ROWS:
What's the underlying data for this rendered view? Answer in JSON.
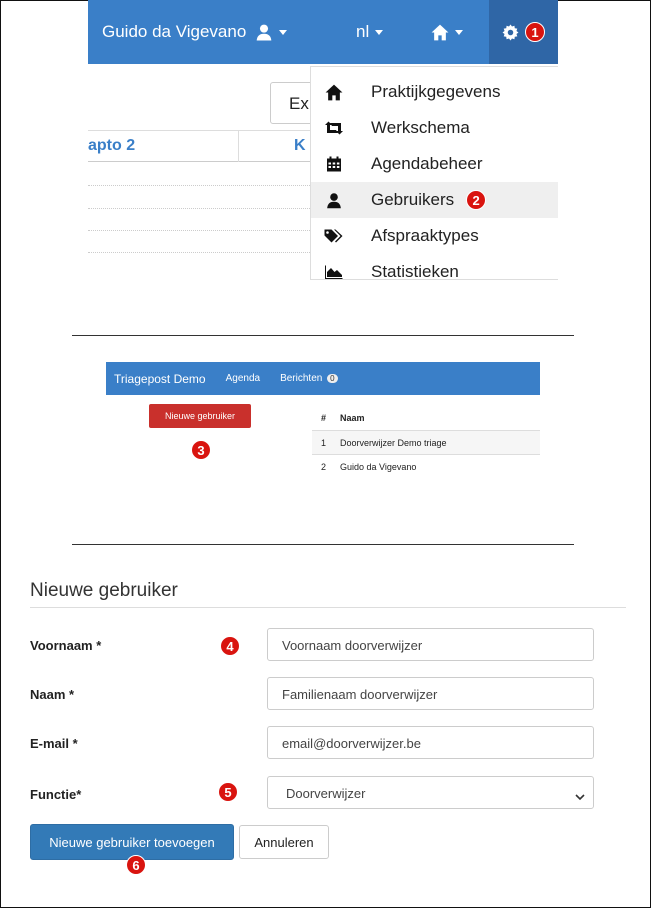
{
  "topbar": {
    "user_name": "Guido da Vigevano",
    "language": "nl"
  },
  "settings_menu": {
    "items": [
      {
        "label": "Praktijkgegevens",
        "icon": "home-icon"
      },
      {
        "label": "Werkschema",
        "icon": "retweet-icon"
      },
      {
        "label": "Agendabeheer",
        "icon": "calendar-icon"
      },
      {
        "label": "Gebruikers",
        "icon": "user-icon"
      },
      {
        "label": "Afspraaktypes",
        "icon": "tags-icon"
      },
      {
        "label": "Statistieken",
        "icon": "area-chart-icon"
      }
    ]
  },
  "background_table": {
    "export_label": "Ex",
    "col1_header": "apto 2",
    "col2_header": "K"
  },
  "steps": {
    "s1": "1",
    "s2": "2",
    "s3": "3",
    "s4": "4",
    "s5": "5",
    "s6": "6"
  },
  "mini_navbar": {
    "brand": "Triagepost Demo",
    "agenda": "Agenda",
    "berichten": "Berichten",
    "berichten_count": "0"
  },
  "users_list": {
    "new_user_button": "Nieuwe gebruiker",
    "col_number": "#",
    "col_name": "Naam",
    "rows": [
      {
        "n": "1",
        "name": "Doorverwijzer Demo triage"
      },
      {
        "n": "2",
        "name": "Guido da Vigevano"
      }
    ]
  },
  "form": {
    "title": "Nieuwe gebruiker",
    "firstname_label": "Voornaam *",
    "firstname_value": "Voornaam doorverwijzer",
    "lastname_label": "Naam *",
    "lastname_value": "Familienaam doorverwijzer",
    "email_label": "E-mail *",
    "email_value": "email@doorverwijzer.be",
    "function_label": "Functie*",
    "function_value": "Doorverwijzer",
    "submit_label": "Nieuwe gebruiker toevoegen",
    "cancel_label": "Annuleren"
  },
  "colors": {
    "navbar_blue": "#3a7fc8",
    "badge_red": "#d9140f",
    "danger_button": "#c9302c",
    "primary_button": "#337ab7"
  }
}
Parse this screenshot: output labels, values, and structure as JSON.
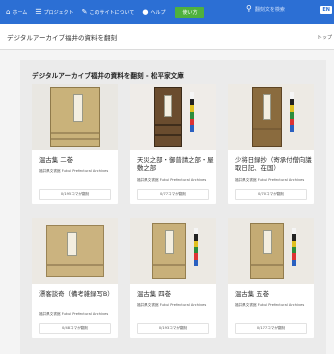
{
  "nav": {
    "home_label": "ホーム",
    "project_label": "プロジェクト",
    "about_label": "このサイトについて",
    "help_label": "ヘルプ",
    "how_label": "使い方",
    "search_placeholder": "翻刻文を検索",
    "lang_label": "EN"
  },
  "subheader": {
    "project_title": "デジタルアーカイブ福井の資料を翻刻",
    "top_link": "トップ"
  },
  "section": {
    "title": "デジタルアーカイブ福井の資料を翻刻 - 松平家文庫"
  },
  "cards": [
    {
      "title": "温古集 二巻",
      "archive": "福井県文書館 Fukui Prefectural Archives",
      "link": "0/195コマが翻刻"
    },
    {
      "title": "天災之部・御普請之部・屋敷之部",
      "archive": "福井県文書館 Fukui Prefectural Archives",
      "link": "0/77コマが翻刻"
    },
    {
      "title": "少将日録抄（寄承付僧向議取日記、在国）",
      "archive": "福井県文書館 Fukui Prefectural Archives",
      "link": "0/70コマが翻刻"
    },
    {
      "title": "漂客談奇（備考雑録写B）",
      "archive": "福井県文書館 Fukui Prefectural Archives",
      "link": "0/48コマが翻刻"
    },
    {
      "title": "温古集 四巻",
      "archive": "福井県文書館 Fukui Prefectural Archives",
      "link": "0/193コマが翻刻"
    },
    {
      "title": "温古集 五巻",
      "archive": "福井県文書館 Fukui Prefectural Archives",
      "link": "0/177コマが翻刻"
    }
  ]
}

GOAL: Restate the whole listing above exactly, please, omitting every image.

THE REPLY:
What's the underlying data for this rendered view? Answer in JSON.
{
  "topbar": {
    "user_name": "Guido da Vigevano",
    "language": "nl"
  },
  "settings_menu": {
    "items": [
      {
        "label": "Praktijkgegevens",
        "icon": "home-icon"
      },
      {
        "label": "Werkschema",
        "icon": "retweet-icon"
      },
      {
        "label": "Agendabeheer",
        "icon": "calendar-icon"
      },
      {
        "label": "Gebruikers",
        "icon": "user-icon"
      },
      {
        "label": "Afspraaktypes",
        "icon": "tags-icon"
      },
      {
        "label": "Statistieken",
        "icon": "area-chart-icon"
      }
    ]
  },
  "background_table": {
    "export_label": "Ex",
    "col1_header": "apto 2",
    "col2_header": "K"
  },
  "steps": {
    "s1": "1",
    "s2": "2",
    "s3": "3",
    "s4": "4",
    "s5": "5",
    "s6": "6"
  },
  "mini_navbar": {
    "brand": "Triagepost Demo",
    "agenda": "Agenda",
    "berichten": "Berichten",
    "berichten_count": "0"
  },
  "users_list": {
    "new_user_button": "Nieuwe gebruiker",
    "col_number": "#",
    "col_name": "Naam",
    "rows": [
      {
        "n": "1",
        "name": "Doorverwijzer Demo triage"
      },
      {
        "n": "2",
        "name": "Guido da Vigevano"
      }
    ]
  },
  "form": {
    "title": "Nieuwe gebruiker",
    "firstname_label": "Voornaam *",
    "firstname_value": "Voornaam doorverwijzer",
    "lastname_label": "Naam *",
    "lastname_value": "Familienaam doorverwijzer",
    "email_label": "E-mail *",
    "email_value": "email@doorverwijzer.be",
    "function_label": "Functie*",
    "function_value": "Doorverwijzer",
    "submit_label": "Nieuwe gebruiker toevoegen",
    "cancel_label": "Annuleren"
  },
  "colors": {
    "navbar_blue": "#3a7fc8",
    "badge_red": "#d9140f",
    "danger_button": "#c9302c",
    "primary_button": "#337ab7"
  }
}
Parse this screenshot: output labels, values, and structure as JSON.
{
  "nav": {
    "home_label": "ホーム",
    "project_label": "プロジェクト",
    "about_label": "このサイトについて",
    "help_label": "ヘルプ",
    "how_label": "使い方",
    "search_placeholder": "翻刻文を検索",
    "lang_label": "EN"
  },
  "subheader": {
    "project_title": "デジタルアーカイブ福井の資料を翻刻",
    "top_link": "トップ"
  },
  "section": {
    "title": "デジタルアーカイブ福井の資料を翻刻 - 松平家文庫"
  },
  "cards": [
    {
      "title": "温古集 二巻",
      "archive": "福井県文書館 Fukui Prefectural Archives",
      "link": "0/195コマが翻刻"
    },
    {
      "title": "天災之部・御普請之部・屋敷之部",
      "archive": "福井県文書館 Fukui Prefectural Archives",
      "link": "0/77コマが翻刻"
    },
    {
      "title": "少将日録抄（寄承付僧向議取日記、在国）",
      "archive": "福井県文書館 Fukui Prefectural Archives",
      "link": "0/70コマが翻刻"
    },
    {
      "title": "漂客談奇（備考雑録写B）",
      "archive": "福井県文書館 Fukui Prefectural Archives",
      "link": "0/48コマが翻刻"
    },
    {
      "title": "温古集 四巻",
      "archive": "福井県文書館 Fukui Prefectural Archives",
      "link": "0/193コマが翻刻"
    },
    {
      "title": "温古集 五巻",
      "archive": "福井県文書館 Fukui Prefectural Archives",
      "link": "0/177コマが翻刻"
    }
  ]
}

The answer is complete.